▸ **Task details**: Copy out each line that includes the word "this".

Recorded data

---*---

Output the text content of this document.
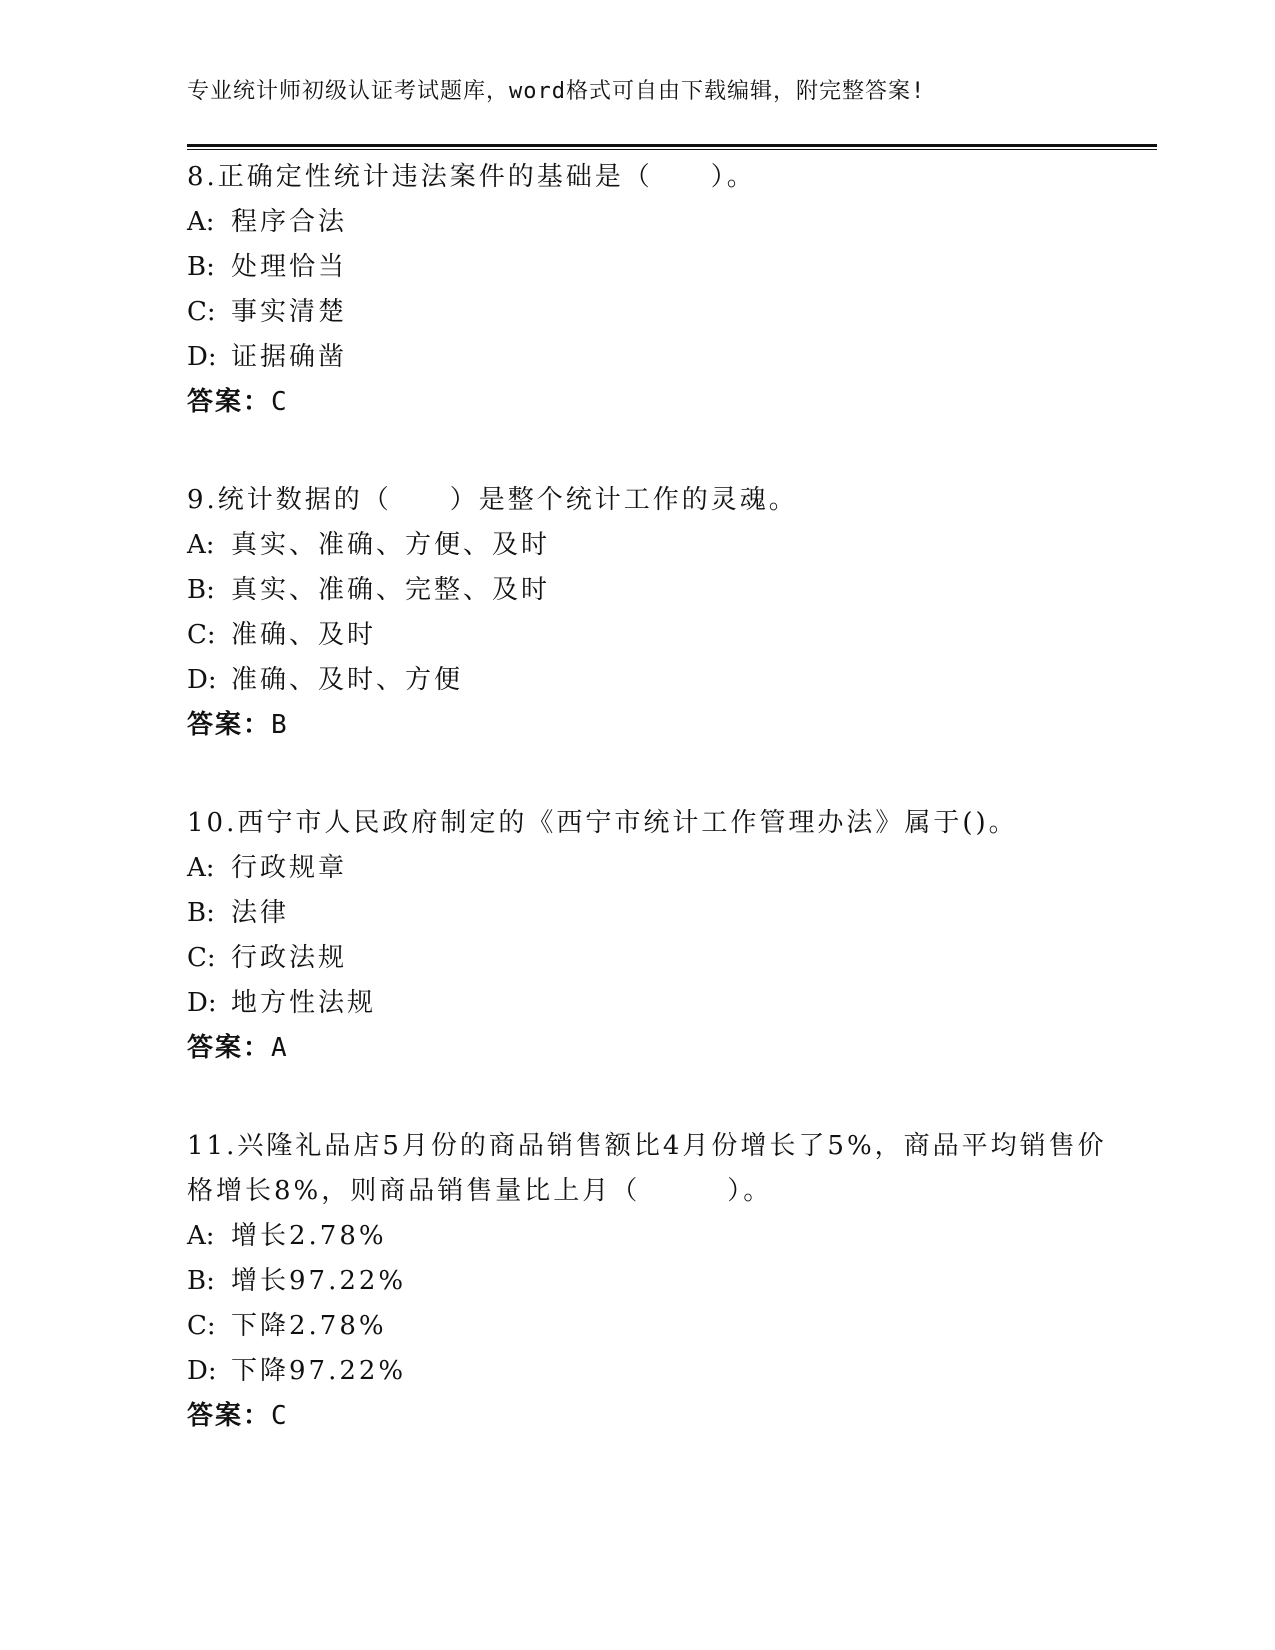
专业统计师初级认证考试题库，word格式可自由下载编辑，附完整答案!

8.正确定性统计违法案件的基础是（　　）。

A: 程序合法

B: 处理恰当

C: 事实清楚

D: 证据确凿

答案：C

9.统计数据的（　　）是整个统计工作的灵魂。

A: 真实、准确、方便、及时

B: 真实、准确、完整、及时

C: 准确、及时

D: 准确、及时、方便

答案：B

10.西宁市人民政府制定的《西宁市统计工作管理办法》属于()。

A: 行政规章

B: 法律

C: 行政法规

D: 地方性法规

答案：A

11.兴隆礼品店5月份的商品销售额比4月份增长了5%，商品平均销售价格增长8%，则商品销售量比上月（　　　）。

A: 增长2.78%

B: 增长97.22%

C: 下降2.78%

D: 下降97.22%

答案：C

---*---

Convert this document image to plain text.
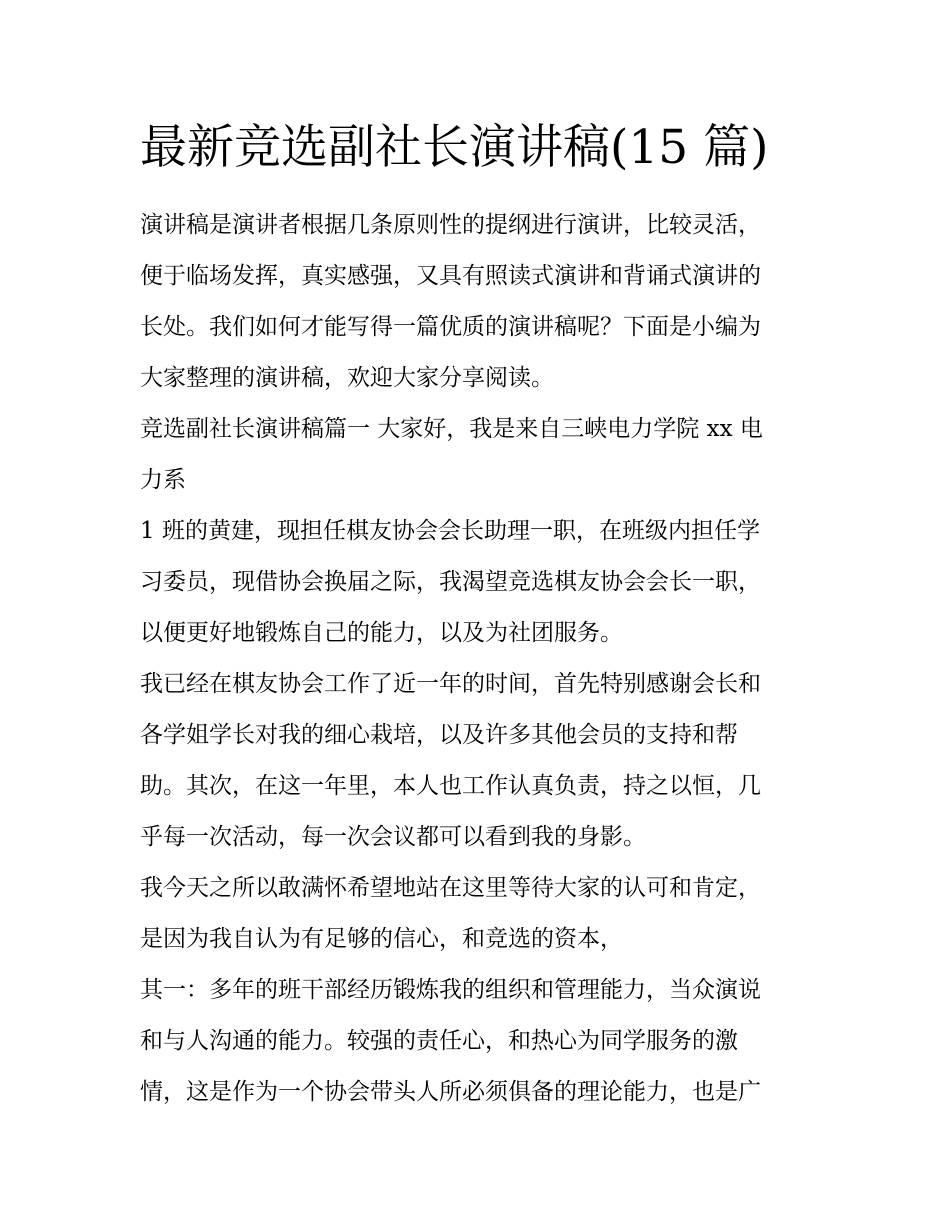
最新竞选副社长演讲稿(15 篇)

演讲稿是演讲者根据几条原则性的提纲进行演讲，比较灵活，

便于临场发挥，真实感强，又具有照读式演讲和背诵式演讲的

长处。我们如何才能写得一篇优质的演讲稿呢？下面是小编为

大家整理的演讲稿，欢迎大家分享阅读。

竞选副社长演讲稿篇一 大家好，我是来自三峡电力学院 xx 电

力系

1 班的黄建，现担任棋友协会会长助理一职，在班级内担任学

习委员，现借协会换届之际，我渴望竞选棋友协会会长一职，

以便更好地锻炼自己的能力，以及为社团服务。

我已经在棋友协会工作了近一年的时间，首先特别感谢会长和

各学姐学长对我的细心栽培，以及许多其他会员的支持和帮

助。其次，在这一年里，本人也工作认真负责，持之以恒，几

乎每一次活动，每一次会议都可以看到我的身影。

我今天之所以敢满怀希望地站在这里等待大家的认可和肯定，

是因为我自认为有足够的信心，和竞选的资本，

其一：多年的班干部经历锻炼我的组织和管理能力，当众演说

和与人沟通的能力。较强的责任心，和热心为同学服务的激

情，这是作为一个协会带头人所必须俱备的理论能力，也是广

---*---

▸ **Reply to the exercise**:
Output the text content of this document.
Convert this document image to plain text.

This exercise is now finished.